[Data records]
....

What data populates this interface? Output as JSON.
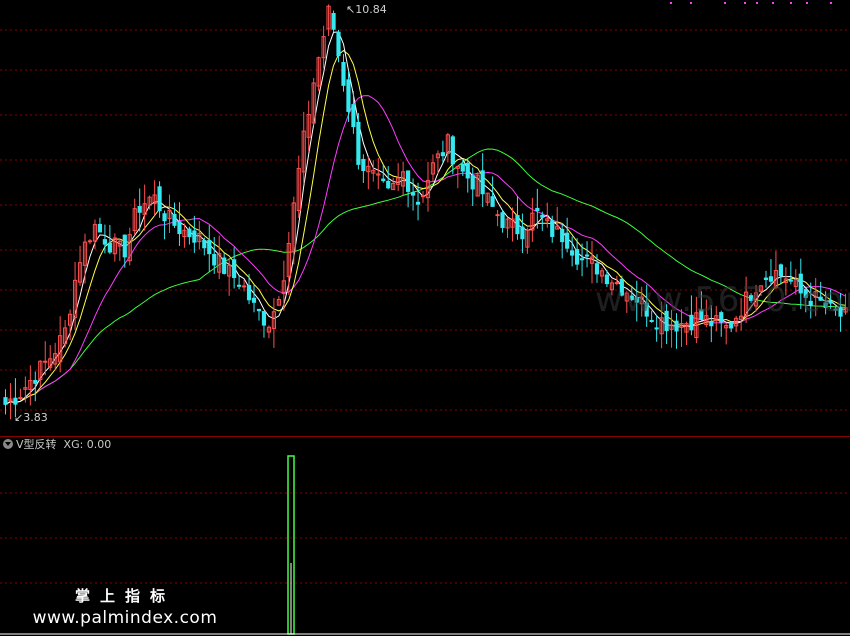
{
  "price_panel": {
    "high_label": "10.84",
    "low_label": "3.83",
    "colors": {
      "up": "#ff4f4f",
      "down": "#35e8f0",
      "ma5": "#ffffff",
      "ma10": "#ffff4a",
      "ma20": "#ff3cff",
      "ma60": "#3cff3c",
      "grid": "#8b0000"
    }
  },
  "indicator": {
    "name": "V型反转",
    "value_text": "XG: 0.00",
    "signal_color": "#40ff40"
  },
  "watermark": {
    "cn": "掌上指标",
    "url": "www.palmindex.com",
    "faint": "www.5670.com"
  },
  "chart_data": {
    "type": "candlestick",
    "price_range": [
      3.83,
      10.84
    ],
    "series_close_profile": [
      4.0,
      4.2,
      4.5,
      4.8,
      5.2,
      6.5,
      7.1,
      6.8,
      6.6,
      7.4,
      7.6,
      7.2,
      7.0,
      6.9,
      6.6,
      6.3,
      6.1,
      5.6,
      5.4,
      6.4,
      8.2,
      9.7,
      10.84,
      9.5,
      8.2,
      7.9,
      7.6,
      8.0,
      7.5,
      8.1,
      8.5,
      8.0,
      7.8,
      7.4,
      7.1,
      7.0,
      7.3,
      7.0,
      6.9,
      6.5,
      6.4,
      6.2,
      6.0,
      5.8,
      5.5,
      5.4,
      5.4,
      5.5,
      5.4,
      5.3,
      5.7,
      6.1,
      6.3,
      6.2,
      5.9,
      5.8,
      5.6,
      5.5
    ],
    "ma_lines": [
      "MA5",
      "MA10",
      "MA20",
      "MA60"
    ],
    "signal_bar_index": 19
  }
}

....

Set problem: Repeat the records above exactly, omitting every picture.

Task solution:
What data populates this interface? Output as JSON.
{
  "price_panel": {
    "high_label": "10.84",
    "low_label": "3.83",
    "colors": {
      "up": "#ff4f4f",
      "down": "#35e8f0",
      "ma5": "#ffffff",
      "ma10": "#ffff4a",
      "ma20": "#ff3cff",
      "ma60": "#3cff3c",
      "grid": "#8b0000"
    }
  },
  "indicator": {
    "name": "V型反转",
    "value_text": "XG: 0.00",
    "signal_color": "#40ff40"
  },
  "watermark": {
    "cn": "掌上指标",
    "url": "www.palmindex.com",
    "faint": "www.5670.com"
  },
  "chart_data": {
    "type": "candlestick",
    "price_range": [
      3.83,
      10.84
    ],
    "series_close_profile": [
      4.0,
      4.2,
      4.5,
      4.8,
      5.2,
      6.5,
      7.1,
      6.8,
      6.6,
      7.4,
      7.6,
      7.2,
      7.0,
      6.9,
      6.6,
      6.3,
      6.1,
      5.6,
      5.4,
      6.4,
      8.2,
      9.7,
      10.84,
      9.5,
      8.2,
      7.9,
      7.6,
      8.0,
      7.5,
      8.1,
      8.5,
      8.0,
      7.8,
      7.4,
      7.1,
      7.0,
      7.3,
      7.0,
      6.9,
      6.5,
      6.4,
      6.2,
      6.0,
      5.8,
      5.5,
      5.4,
      5.4,
      5.5,
      5.4,
      5.3,
      5.7,
      6.1,
      6.3,
      6.2,
      5.9,
      5.8,
      5.6,
      5.5
    ],
    "ma_lines": [
      "MA5",
      "MA10",
      "MA20",
      "MA60"
    ],
    "signal_bar_index": 19
  }
}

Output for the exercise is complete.